_Provided passage:_
Drying is more suited to waxier chillies such as Birds Eye and Indian Peppers. Traditionally, chillies would be laid out in the sun to dry, giving warmth and ventilation, but this is not always possible in cooler climates.

If you have neither a dehydrator nor a warm climate, the important thing to remember is to keep your chillies warm and dry. Around 25˚C is optimum, much higher and you risk a very brittle product, lower and you risk losing your chillies to mould.

First rinse the chillies in salty water to help to prevent mould. Then spread them out on some moisture-absorbent tissue in a warm place such as a greenhouse, warm windowsill or airing cupboard, turning regularly. Store in an airtight container whole or use a coffee grinder to produce chilli powder.

Alternatively, string up your chillies in a Ristra, as pictured right. Either wrap cotton around the stems of numerous chillies to tie in a long bunch, or thread through the stems with a needle and cotton and hang up in a warm, dry place to dry. Ristras originate in Mexico and make beautiful decorations or gifts, fresh or dried.

_Material supplied:_

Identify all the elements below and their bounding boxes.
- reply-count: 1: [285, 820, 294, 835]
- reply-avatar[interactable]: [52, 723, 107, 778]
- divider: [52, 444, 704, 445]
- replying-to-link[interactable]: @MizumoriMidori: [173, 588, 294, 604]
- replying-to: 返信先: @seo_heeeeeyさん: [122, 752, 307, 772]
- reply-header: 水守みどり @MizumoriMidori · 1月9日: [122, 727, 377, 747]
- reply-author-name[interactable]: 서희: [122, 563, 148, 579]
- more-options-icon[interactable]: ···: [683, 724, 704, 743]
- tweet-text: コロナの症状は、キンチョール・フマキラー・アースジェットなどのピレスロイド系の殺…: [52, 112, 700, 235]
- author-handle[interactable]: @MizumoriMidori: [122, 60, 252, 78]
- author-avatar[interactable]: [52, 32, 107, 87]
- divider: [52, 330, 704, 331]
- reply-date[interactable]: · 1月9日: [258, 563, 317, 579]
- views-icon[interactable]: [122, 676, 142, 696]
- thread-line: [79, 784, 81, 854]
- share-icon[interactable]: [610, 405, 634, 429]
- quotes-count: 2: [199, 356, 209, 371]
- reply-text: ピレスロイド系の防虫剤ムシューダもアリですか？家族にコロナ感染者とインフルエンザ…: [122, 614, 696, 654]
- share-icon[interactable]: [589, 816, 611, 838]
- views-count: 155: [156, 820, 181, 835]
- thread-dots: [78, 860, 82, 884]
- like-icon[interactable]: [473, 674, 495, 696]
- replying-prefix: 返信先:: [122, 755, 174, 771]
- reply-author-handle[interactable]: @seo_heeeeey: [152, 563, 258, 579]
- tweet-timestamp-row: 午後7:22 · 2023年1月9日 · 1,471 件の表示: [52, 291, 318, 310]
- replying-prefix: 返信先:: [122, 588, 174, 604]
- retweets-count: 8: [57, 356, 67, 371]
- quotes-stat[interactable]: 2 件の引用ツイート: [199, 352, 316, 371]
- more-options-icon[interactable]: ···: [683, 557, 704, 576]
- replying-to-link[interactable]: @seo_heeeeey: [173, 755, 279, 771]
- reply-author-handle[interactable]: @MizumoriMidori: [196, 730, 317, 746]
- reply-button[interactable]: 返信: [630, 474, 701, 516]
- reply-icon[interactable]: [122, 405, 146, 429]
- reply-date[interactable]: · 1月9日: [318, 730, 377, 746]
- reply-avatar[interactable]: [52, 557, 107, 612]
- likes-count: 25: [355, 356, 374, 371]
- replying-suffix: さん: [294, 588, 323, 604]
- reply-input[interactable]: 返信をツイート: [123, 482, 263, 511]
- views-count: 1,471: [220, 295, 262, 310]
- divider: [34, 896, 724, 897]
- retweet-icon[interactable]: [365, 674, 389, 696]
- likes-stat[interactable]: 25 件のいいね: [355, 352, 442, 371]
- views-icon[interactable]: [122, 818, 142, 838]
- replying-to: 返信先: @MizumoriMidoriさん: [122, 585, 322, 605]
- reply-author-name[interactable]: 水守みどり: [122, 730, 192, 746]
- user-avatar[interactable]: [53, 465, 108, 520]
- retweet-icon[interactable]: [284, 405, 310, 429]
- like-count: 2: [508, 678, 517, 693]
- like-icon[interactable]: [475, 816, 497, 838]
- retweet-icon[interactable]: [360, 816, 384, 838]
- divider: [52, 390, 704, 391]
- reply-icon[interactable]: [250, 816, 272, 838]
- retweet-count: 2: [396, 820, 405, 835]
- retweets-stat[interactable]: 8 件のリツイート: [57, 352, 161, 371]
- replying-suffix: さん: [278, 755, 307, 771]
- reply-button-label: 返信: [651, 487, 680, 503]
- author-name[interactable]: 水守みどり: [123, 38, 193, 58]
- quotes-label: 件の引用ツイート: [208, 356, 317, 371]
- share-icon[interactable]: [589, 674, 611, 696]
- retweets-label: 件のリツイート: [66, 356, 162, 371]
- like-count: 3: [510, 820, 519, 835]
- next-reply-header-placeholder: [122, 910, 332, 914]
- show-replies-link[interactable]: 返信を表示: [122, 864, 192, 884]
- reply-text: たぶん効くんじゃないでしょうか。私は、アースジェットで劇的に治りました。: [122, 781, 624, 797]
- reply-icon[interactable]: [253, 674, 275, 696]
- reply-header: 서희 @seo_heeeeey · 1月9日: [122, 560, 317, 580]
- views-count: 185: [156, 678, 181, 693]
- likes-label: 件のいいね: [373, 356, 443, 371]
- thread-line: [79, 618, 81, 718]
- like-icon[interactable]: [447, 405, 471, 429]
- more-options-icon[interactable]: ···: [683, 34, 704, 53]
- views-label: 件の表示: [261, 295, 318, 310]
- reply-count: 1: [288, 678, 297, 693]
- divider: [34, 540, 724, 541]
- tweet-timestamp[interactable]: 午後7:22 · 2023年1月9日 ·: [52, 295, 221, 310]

_Job 1:_ For each statement below, say yes or no according to the chilli-drying text, and quote the exact words from the text that decide it. (a) Around 25˚C is the best temperature for drying chillies. (b) Rinsing the chillies in fresh water helps prevent mould. (c) Ristras originate in India.
_Job 2:_ List every warm place that the chilli-drying text suggests for spreading out the chillies.
_Job 3:_ Write a continuation of the chilli-drying text that starts right after its final sentence.
The items aren't needed for any of this work.

_Expected output 1:_
(a) Yes: "Around 25˚C is optimum"
(b) No: "First rinse the chillies in salty water to help to prevent mould."
(c) No: "Ristras originate in Mexico"

_Expected output 2:_
- a greenhouse
- a warm windowsill
- an airing cupboard

_Expected output 3:_
Pickling Chillies
Pickling works well for most types of chilli, keeping them crisp and hot as well as looking great in their jars.

Take 1lb chillies, remove any damaged fruit, make a couple of tiny slits into each chilli and wash thoroughly in salt water. Mix with 15 peppercorns, 5 bay leaves and 3 tblsp salt and pack into pre-sterilised wide-mouthed jars, to 1cm below the rim.

Heat 1 litre white wine, rice or cider vinegar with 6 tablespoons caster sugar until the sugar has dissolved and the mixture is almost boiling. Pour into the jars with the chillies, cool a little and seal. Refrigerate and leave for at least 2 weeks.
Freezing Chillies
Chillies freeze reasonably, retaining most of their flavour and heat. Freezing is the best way to preserve fleshier chillies like Scotch Bonnets and Habaneros.

To freeze chillies whole, spread them out on a baking tray so they are not touching, freeze and pop into a sealed bag or container. This way they do not clump together.

Frozen chillies, however, do not always keep their shape or texture well with freezing so you may prefer to process them first. Remove the stalks and the seeds if you like (seeds can go a bit brown on freezing but this will do no harm) and freeze in a sealed bag. You can them smash the bag with a rolling pin and use as required.

Alternatively, pack the chopped chillies into an ice cube tray, then empty chilli cubes into a selaed bag to store to make easily measured portions. Keep the ice tray just for your chillies though!